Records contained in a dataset
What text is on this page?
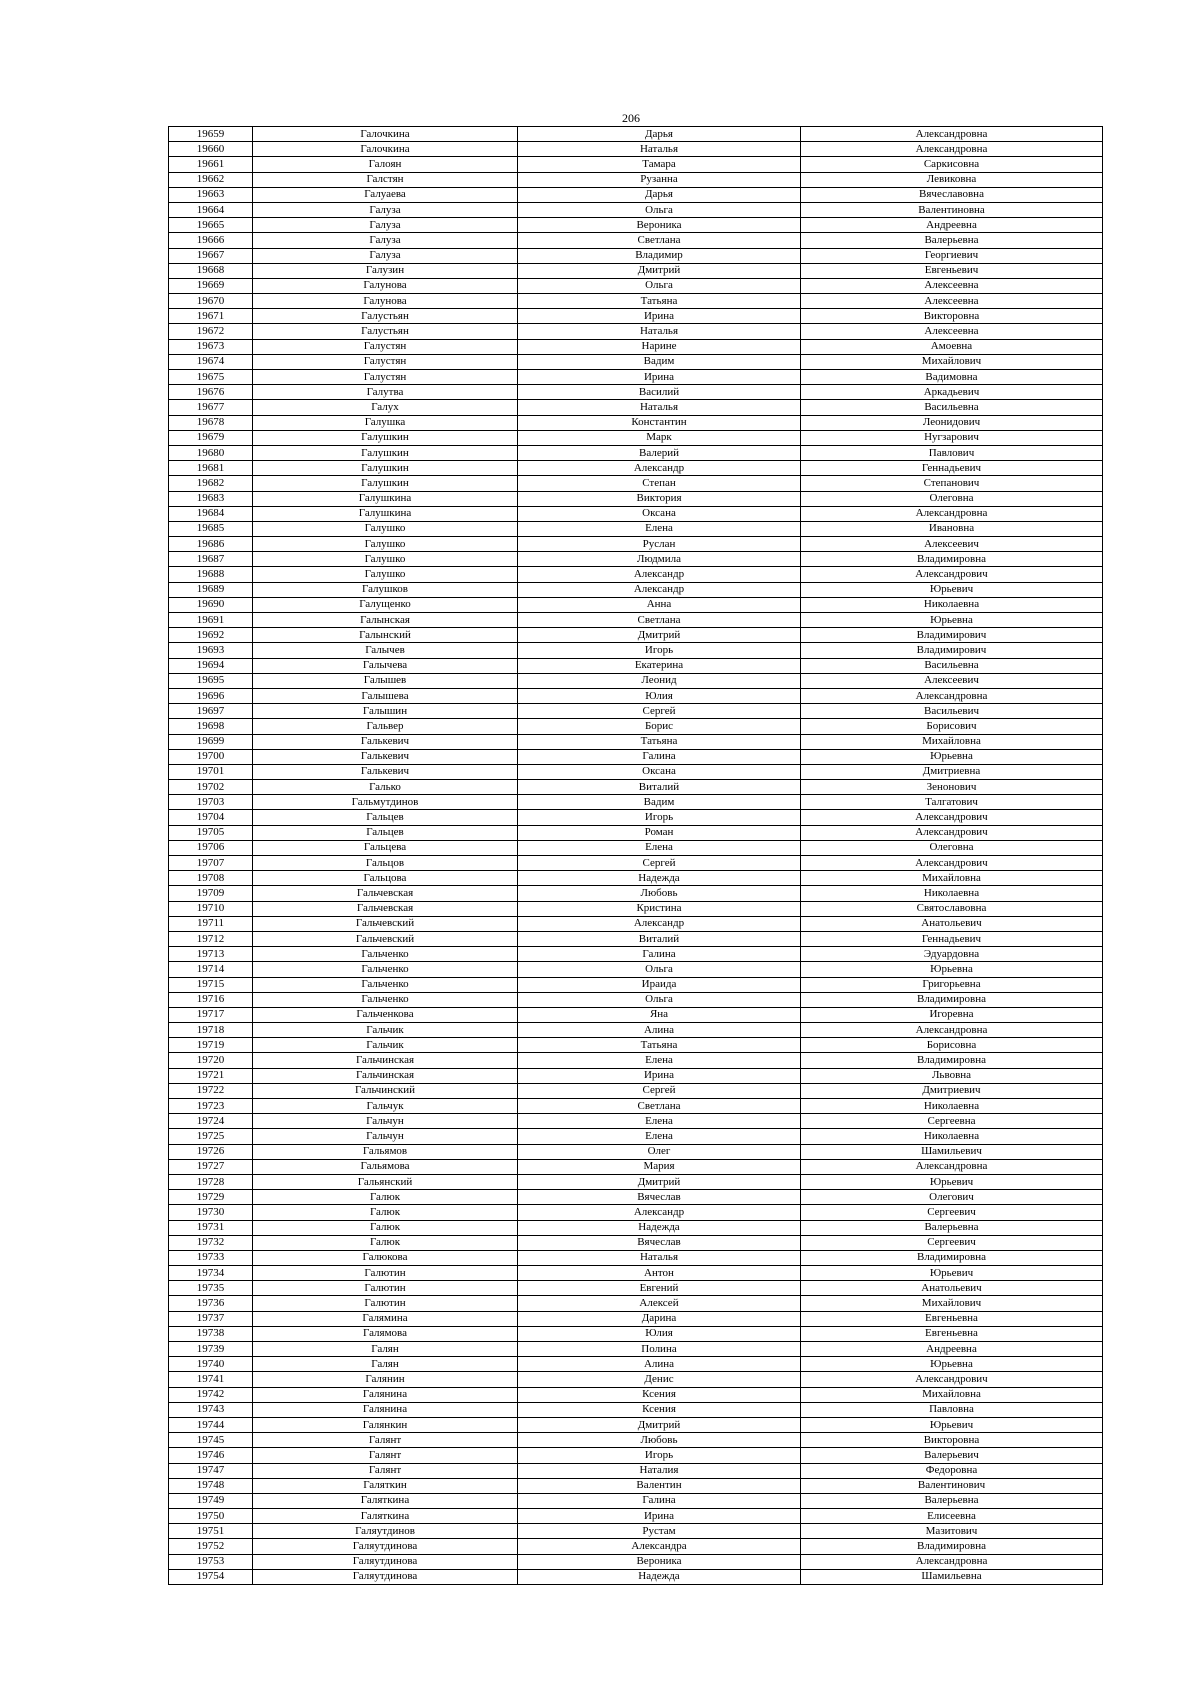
206
19659	Галочкина	Дарья	Александровна
19660	Галочкина	Наталья	Александровна
19661	Галоян	Тамара	Саркисовна
19662	Галстян	Рузанна	Левиковна
19663	Галуаева	Дарья	Вячеславовна
19664	Галуза	Ольга	Валентиновна
19665	Галуза	Вероника	Андреевна
19666	Галуза	Светлана	Валерьевна
19667	Галуза	Владимир	Георгиевич
19668	Галузин	Дмитрий	Евгеньевич
19669	Галунова	Ольга	Алексеевна
19670	Галунова	Татьяна	Алексеевна
19671	Галустьян	Ирина	Викторовна
19672	Галустьян	Наталья	Алексеевна
19673	Галустян	Нарине	Амоевна
19674	Галустян	Вадим	Михайлович
19675	Галустян	Ирина	Вадимовна
19676	Галутва	Василий	Аркадьевич
19677	Галух	Наталья	Васильевна
19678	Галушка	Константин	Леонидович
19679	Галушкин	Марк	Нугзарович
19680	Галушкин	Валерий	Павлович
19681	Галушкин	Александр	Геннадьевич
19682	Галушкин	Степан	Степанович
19683	Галушкина	Виктория	Олеговна
19684	Галушкина	Оксана	Александровна
19685	Галушко	Елена	Ивановна
19686	Галушко	Руслан	Алексеевич
19687	Галушко	Людмила	Владимировна
19688	Галушко	Александр	Александрович
19689	Галушков	Александр	Юрьевич
19690	Галущенко	Анна	Николаевна
19691	Галынская	Светлана	Юрьевна
19692	Галынский	Дмитрий	Владимирович
19693	Галычев	Игорь	Владимирович
19694	Галычева	Екатерина	Васильевна
19695	Галышев	Леонид	Алексеевич
19696	Галышева	Юлия	Александровна
19697	Галышин	Сергей	Васильевич
19698	Гальвер	Борис	Борисович
19699	Галькевич	Татьяна	Михайловна
19700	Галькевич	Галина	Юрьевна
19701	Галькевич	Оксана	Дмитриевна
19702	Галько	Виталий	Зенонович
19703	Гальмутдинов	Вадим	Талгатович
19704	Гальцев	Игорь	Александрович
19705	Гальцев	Роман	Александрович
19706	Гальцева	Елена	Олеговна
19707	Гальцов	Сергей	Александрович
19708	Гальцова	Надежда	Михайловна
19709	Гальчевская	Любовь	Николаевна
19710	Гальчевская	Кристина	Святославовна
19711	Гальчевский	Александр	Анатольевич
19712	Гальчевский	Виталий	Геннадьевич
19713	Гальченко	Галина	Эдуардовна
19714	Гальченко	Ольга	Юрьевна
19715	Гальченко	Ираида	Григорьевна
19716	Гальченко	Ольга	Владимировна
19717	Гальченкова	Яна	Игоревна
19718	Гальчик	Алина	Александровна
19719	Гальчик	Татьяна	Борисовна
19720	Гальчинская	Елена	Владимировна
19721	Гальчинская	Ирина	Львовна
19722	Гальчинский	Сергей	Дмитриевич
19723	Гальчук	Светлана	Николаевна
19724	Гальчун	Елена	Сергеевна
19725	Гальчун	Елена	Николаевна
19726	Гальямов	Олег	Шамильевич
19727	Гальямова	Мария	Александровна
19728	Гальянский	Дмитрий	Юрьевич
19729	Галюк	Вячеслав	Олегович
19730	Галюк	Александр	Сергеевич
19731	Галюк	Надежда	Валерьевна
19732	Галюк	Вячеслав	Сергеевич
19733	Галюкова	Наталья	Владимировна
19734	Галютин	Антон	Юрьевич
19735	Галютин	Евгений	Анатольевич
19736	Галютин	Алексей	Михайлович
19737	Галямина	Дарина	Евгеньевна
19738	Галямова	Юлия	Евгеньевна
19739	Галян	Полина	Андреевна
19740	Галян	Алина	Юрьевна
19741	Галянин	Денис	Александрович
19742	Галянина	Ксения	Михайловна
19743	Галянина	Ксения	Павловна
19744	Галянкин	Дмитрий	Юрьевич
19745	Галянт	Любовь	Викторовна
19746	Галянт	Игорь	Валерьевич
19747	Галянт	Наталия	Федоровна
19748	Галяткин	Валентин	Валентинович
19749	Галяткина	Галина	Валерьевна
19750	Галяткина	Ирина	Елисеевна
19751	Галяутдинов	Рустам	Мазитович
19752	Галяутдинова	Александра	Владимировна
19753	Галяутдинова	Вероника	Александровна
19754	Галяутдинова	Надежда	Шамильевна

**EXERCISE PROMPT:**
Reply with one number: the count of lines in the entries that include the word "Михайловна".

**REPLY TO THE EXERCISE:**
3